** Start RECORDS SHOWN **

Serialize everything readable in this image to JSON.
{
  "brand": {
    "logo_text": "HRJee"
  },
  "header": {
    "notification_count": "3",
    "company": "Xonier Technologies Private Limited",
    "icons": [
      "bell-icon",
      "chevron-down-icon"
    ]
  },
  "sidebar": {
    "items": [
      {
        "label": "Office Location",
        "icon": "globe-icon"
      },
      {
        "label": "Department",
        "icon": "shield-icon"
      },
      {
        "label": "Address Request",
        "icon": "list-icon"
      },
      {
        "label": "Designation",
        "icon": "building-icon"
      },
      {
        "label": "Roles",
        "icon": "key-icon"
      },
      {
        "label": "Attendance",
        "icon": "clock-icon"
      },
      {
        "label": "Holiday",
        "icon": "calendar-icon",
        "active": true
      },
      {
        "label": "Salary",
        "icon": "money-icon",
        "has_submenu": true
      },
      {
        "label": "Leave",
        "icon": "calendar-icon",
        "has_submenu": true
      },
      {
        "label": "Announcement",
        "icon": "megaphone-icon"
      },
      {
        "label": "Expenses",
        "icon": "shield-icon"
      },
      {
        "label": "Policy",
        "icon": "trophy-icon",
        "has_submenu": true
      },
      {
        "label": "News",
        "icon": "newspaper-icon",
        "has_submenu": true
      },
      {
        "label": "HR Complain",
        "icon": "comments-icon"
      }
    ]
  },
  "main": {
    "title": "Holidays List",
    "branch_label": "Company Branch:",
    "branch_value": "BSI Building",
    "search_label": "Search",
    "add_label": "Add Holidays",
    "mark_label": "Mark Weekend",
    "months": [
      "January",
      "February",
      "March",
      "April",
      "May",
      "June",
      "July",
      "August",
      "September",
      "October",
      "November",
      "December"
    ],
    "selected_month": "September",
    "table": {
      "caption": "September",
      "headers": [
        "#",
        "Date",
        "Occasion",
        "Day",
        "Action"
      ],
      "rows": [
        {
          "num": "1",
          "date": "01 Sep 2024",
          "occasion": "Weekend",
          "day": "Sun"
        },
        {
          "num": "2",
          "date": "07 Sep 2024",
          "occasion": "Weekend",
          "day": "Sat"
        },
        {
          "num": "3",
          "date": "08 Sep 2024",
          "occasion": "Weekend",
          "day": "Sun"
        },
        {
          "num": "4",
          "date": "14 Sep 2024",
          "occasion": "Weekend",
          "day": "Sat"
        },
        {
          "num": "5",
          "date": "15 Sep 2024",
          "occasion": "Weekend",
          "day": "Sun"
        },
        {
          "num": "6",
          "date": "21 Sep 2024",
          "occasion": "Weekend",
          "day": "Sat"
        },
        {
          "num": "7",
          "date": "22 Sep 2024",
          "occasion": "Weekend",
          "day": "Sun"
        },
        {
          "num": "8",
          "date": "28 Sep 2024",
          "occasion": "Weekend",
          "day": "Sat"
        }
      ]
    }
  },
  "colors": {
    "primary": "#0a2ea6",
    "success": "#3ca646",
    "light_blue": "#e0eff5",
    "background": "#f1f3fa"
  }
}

** End RECORDS SHOWN **

[TASK BRIEF]:
All of the material above needs to be retyped word for word.

[TASK OUTPUT]:
Serialize everything readable in this image to JSON.
{
  "brand": {
    "logo_text": "HRJee"
  },
  "header": {
    "notification_count": "3",
    "company": "Xonier Technologies Private Limited",
    "icons": [
      "bell-icon",
      "chevron-down-icon"
    ]
  },
  "sidebar": {
    "items": [
      {
        "label": "Office Location",
        "icon": "globe-icon"
      },
      {
        "label": "Department",
        "icon": "shield-icon"
      },
      {
        "label": "Address Request",
        "icon": "list-icon"
      },
      {
        "label": "Designation",
        "icon": "building-icon"
      },
      {
        "label": "Roles",
        "icon": "key-icon"
      },
      {
        "label": "Attendance",
        "icon": "clock-icon"
      },
      {
        "label": "Holiday",
        "icon": "calendar-icon",
        "active": true
      },
      {
        "label": "Salary",
        "icon": "money-icon",
        "has_submenu": true
      },
      {
        "label": "Leave",
        "icon": "calendar-icon",
        "has_submenu": true
      },
      {
        "label": "Announcement",
        "icon": "megaphone-icon"
      },
      {
        "label": "Expenses",
        "icon": "shield-icon"
      },
      {
        "label": "Policy",
        "icon": "trophy-icon",
        "has_submenu": true
      },
      {
        "label": "News",
        "icon": "newspaper-icon",
        "has_submenu": true
      },
      {
        "label": "HR Complain",
        "icon": "comments-icon"
      }
    ]
  },
  "main": {
    "title": "Holidays List",
    "branch_label": "Company Branch:",
    "branch_value": "BSI Building",
    "search_label": "Search",
    "add_label": "Add Holidays",
    "mark_label": "Mark Weekend",
    "months": [
      "January",
      "February",
      "March",
      "April",
      "May",
      "June",
      "July",
      "August",
      "September",
      "October",
      "November",
      "December"
    ],
    "selected_month": "September",
    "table": {
      "caption": "September",
      "headers": [
        "#",
        "Date",
        "Occasion",
        "Day",
        "Action"
      ],
      "rows": [
        {
          "num": "1",
          "date": "01 Sep 2024",
          "occasion": "Weekend",
          "day": "Sun"
        },
        {
          "num": "2",
          "date": "07 Sep 2024",
          "occasion": "Weekend",
          "day": "Sat"
        },
        {
          "num": "3",
          "date": "08 Sep 2024",
          "occasion": "Weekend",
          "day": "Sun"
        },
        {
          "num": "4",
          "date": "14 Sep 2024",
          "occasion": "Weekend",
          "day": "Sat"
        },
        {
          "num": "5",
          "date": "15 Sep 2024",
          "occasion": "Weekend",
          "day": "Sun"
        },
        {
          "num": "6",
          "date": "21 Sep 2024",
          "occasion": "Weekend",
          "day": "Sat"
        },
        {
          "num": "7",
          "date": "22 Sep 2024",
          "occasion": "Weekend",
          "day": "Sun"
        },
        {
          "num": "8",
          "date": "28 Sep 2024",
          "occasion": "Weekend",
          "day": "Sat"
        }
      ]
    }
  },
  "colors": {
    "primary": "#0a2ea6",
    "success": "#3ca646",
    "light_blue": "#e0eff5",
    "background": "#f1f3fa"
  }
}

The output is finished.